● EXERCISE: Copy out all the records, word for word.

● INFORMATION GIVEN:
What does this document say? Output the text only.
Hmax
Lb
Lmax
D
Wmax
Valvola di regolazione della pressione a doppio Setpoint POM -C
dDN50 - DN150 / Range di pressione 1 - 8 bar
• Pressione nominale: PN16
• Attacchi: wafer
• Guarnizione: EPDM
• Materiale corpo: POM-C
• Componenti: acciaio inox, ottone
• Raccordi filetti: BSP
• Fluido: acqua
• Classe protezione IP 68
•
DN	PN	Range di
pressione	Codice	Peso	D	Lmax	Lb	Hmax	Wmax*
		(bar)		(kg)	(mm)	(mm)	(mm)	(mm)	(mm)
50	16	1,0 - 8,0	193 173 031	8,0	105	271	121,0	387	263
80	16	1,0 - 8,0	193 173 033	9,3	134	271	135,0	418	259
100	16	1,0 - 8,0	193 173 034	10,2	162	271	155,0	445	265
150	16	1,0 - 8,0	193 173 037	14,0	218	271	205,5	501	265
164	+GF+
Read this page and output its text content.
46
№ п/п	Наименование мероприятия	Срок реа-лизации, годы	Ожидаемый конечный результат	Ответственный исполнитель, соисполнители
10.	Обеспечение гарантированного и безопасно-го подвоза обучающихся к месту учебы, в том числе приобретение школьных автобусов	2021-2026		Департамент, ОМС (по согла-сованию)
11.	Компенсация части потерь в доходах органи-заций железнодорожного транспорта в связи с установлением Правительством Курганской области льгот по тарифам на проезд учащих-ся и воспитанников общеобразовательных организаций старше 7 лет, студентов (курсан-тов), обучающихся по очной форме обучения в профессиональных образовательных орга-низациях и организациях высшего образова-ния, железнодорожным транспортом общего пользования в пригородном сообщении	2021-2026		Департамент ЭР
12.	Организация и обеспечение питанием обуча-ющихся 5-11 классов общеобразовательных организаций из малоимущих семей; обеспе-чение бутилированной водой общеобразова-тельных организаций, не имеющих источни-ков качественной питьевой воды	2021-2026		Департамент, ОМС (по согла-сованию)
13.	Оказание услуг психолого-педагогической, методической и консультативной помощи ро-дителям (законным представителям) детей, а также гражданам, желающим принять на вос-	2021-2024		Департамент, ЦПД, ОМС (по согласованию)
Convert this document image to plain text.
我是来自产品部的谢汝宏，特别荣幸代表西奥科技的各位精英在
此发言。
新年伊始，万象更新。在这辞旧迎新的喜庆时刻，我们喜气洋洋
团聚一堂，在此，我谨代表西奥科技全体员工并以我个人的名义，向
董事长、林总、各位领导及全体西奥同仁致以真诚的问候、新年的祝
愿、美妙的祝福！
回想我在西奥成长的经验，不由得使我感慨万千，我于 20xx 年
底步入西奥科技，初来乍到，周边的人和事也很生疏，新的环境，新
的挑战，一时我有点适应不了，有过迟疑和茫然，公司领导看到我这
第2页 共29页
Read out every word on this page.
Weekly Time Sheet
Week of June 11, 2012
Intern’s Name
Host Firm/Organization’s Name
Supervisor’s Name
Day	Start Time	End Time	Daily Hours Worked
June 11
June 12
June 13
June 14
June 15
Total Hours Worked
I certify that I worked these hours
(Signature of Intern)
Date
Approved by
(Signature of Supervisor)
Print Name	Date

● REPLY:
What does this document say? Output the text only.
Hmax
Lb
Lmax
D
Wmax
Valvola di regolazione della pressione a doppio Setpoint POM -C
dDN50 - DN150 / Range di pressione 1 - 8 bar
• Pressione nominale: PN16
• Attacchi: wafer
• Guarnizione: EPDM
• Materiale corpo: POM-C
• Componenti: acciaio inox, ottone
• Raccordi filetti: BSP
• Fluido: acqua
• Classe protezione IP 68
•
DN	PN	Range di
pressione	Codice	Peso	D	Lmax	Lb	Hmax	Wmax*
		(bar)		(kg)	(mm)	(mm)	(mm)	(mm)	(mm)
50	16	1,0 - 8,0	193 173 031	8,0	105	271	121,0	387	263
80	16	1,0 - 8,0	193 173 033	9,3	134	271	135,0	418	259
100	16	1,0 - 8,0	193 173 034	10,2	162	271	155,0	445	265
150	16	1,0 - 8,0	193 173 037	14,0	218	271	205,5	501	265
164	+GF+
Read this page and output its text content.
46
№ п/п	Наименование мероприятия	Срок реа-лизации, годы	Ожидаемый конечный результат	Ответственный исполнитель, соисполнители
10.	Обеспечение гарантированного и безопасно-го подвоза обучающихся к месту учебы, в том числе приобретение школьных автобусов	2021-2026		Департамент, ОМС (по согла-сованию)
11.	Компенсация части потерь в доходах органи-заций железнодорожного транспорта в связи с установлением Правительством Курганской области льгот по тарифам на проезд учащих-ся и воспитанников общеобразовательных организаций старше 7 лет, студентов (курсан-тов), обучающихся по очной форме обучения в профессиональных образовательных орга-низациях и организациях высшего образова-ния, железнодорожным транспортом общего пользования в пригородном сообщении	2021-2026		Департамент ЭР
12.	Организация и обеспечение питанием обуча-ющихся 5-11 классов общеобразовательных организаций из малоимущих семей; обеспе-чение бутилированной водой общеобразова-тельных организаций, не имеющих источни-ков качественной питьевой воды	2021-2026		Департамент, ОМС (по согла-сованию)
13.	Оказание услуг психолого-педагогической, методической и консультативной помощи ро-дителям (законным представителям) детей, а также гражданам, желающим принять на вос-	2021-2024		Департамент, ЦПД, ОМС (по согласованию)
Convert this document image to plain text.
我是来自产品部的谢汝宏，特别荣幸代表西奥科技的各位精英在
此发言。
新年伊始，万象更新。在这辞旧迎新的喜庆时刻，我们喜气洋洋
团聚一堂，在此，我谨代表西奥科技全体员工并以我个人的名义，向
董事长、林总、各位领导及全体西奥同仁致以真诚的问候、新年的祝
愿、美妙的祝福！
回想我在西奥成长的经验，不由得使我感慨万千，我于 20xx 年
底步入西奥科技，初来乍到，周边的人和事也很生疏，新的环境，新
的挑战，一时我有点适应不了，有过迟疑和茫然，公司领导看到我这
第2页 共29页
Read out every word on this page.
Weekly Time Sheet
Week of June 11, 2012
Intern’s Name
Host Firm/Organization’s Name
Supervisor’s Name
Day	Start Time	End Time	Daily Hours Worked
June 11
June 12
June 13
June 14
June 15
Total Hours Worked
I certify that I worked these hours
(Signature of Intern)
Date
Approved by
(Signature of Supervisor)
Print Name	Date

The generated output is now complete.